→ **Task details**
Sort through the entries below and pull out lines containing the word "happiness".

→ **Task input**

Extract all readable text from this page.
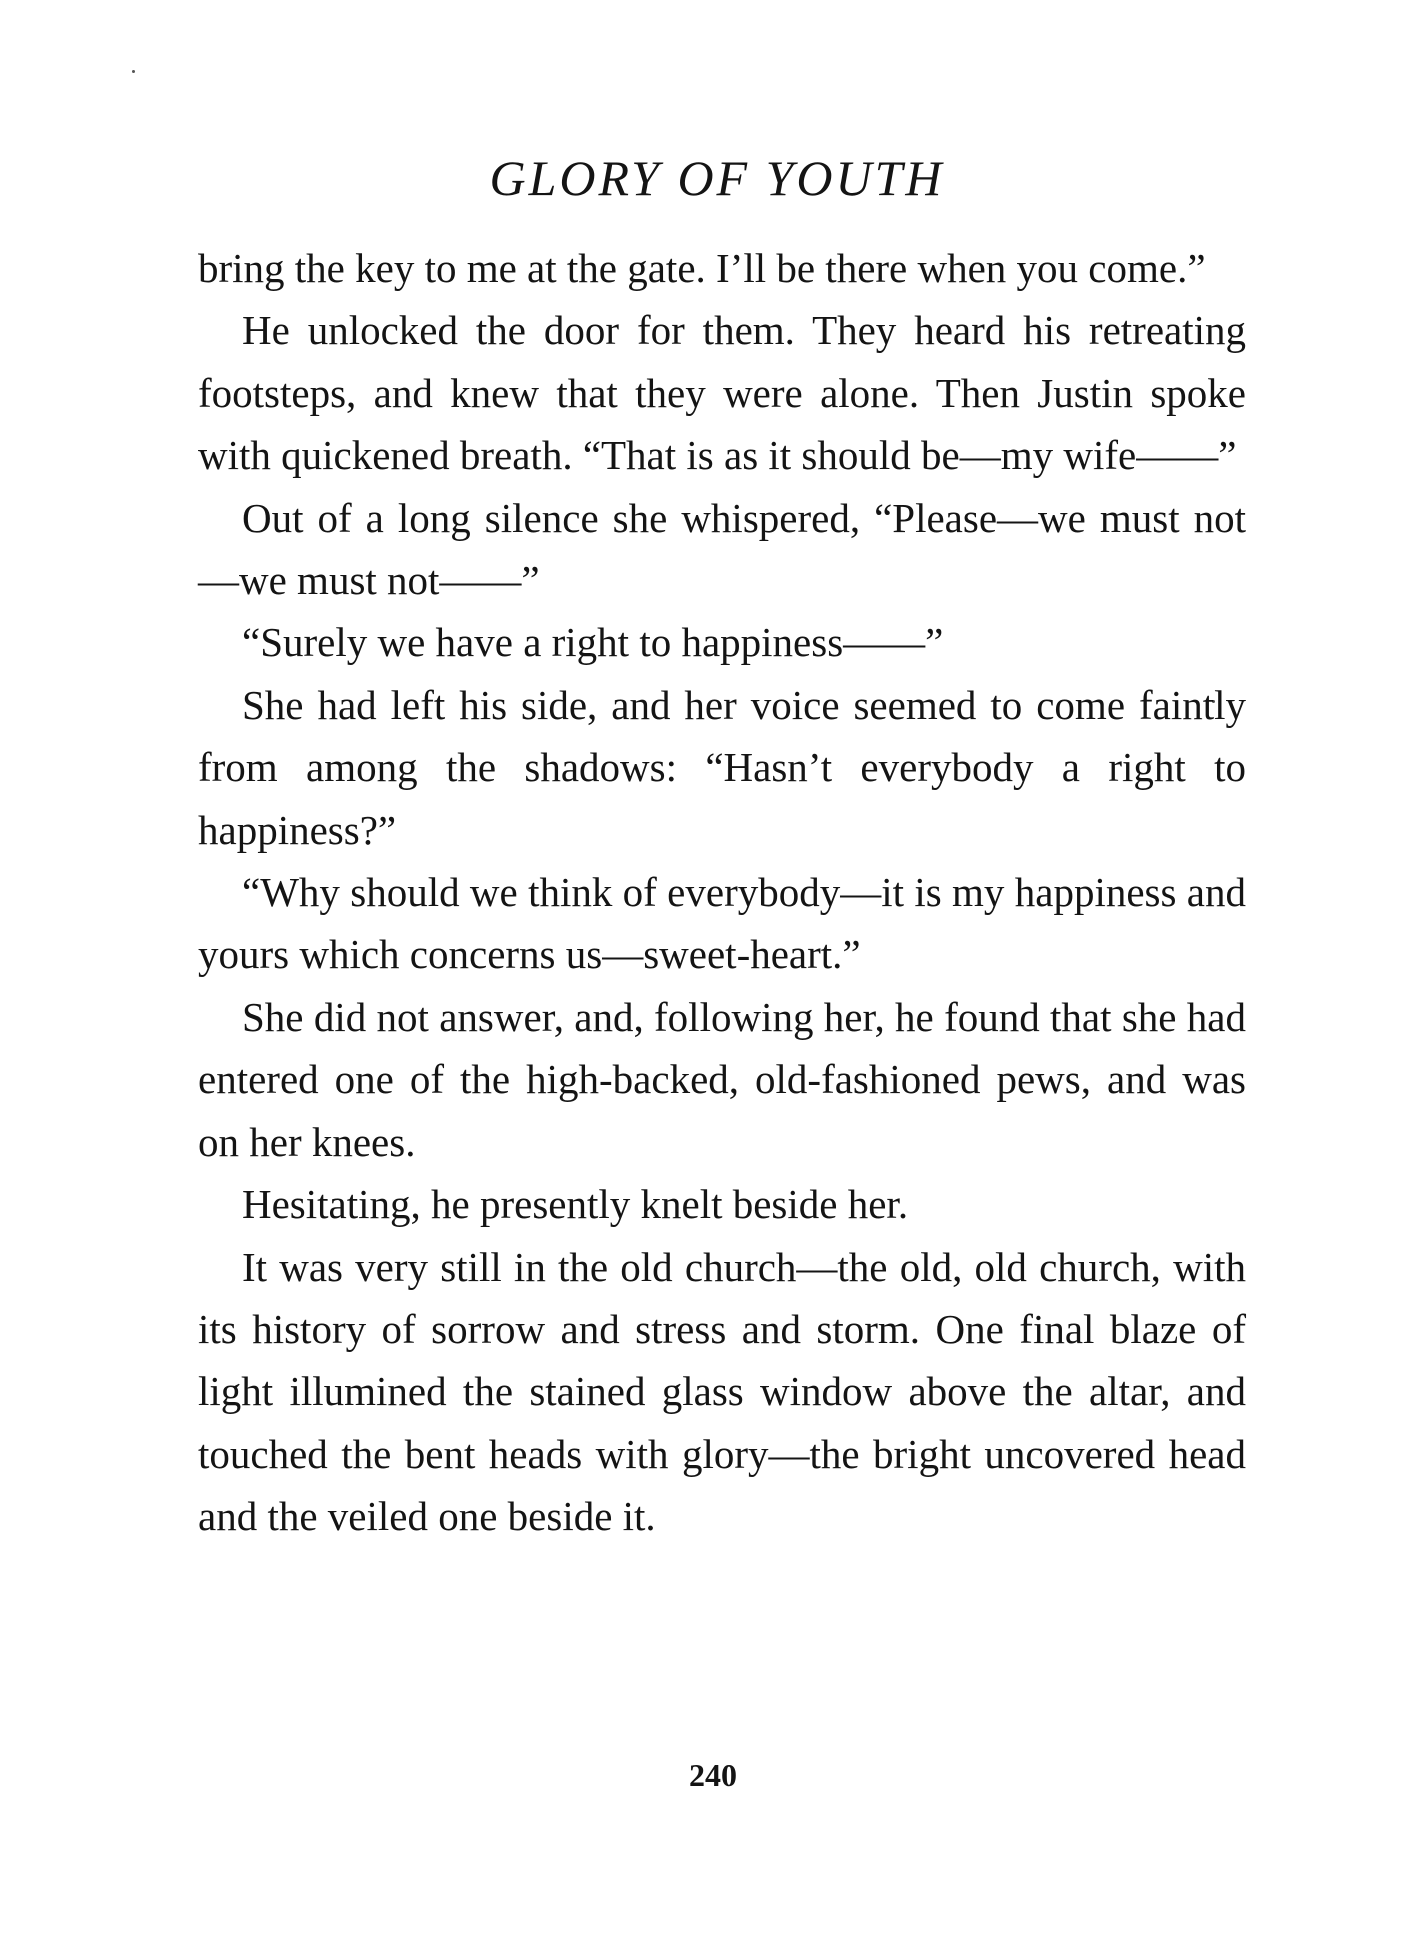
GLORY OF YOUTH

bring the key to me at the gate. I’ll be there when you come.”

He unlocked the door for them. They heard his retreating footsteps, and knew that they were alone. Then Justin spoke with quickened breath. “That is as it should be—my wife——”

Out of a long silence she whispered, “Please—we must not—we must not——”

“Surely we have a right to happiness——”

She had left his side, and her voice seemed to come faintly from among the shadows: “Hasn’t everybody a right to happiness?”

“Why should we think of everybody—it is my happiness and yours which concerns us—sweet-heart.”

She did not answer, and, following her, he found that she had entered one of the high-backed, old-fashioned pews, and was on her knees.

Hesitating, he presently knelt beside her.

It was very still in the old church—the old, old church, with its history of sorrow and stress and storm. One final blaze of light illumined the stained glass window above the altar, and touched the bent heads with glory—the bright uncovered head and the veiled one beside it.

240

→ **Exercise answer**
“Surely we have a right to happiness——”
She had left his side, and her voice seemed to come faintly from among the shadows: “Hasn’t everybody a right to happiness?”
“Why should we think of everybody—it is my happiness and yours which concerns us—sweet-heart.”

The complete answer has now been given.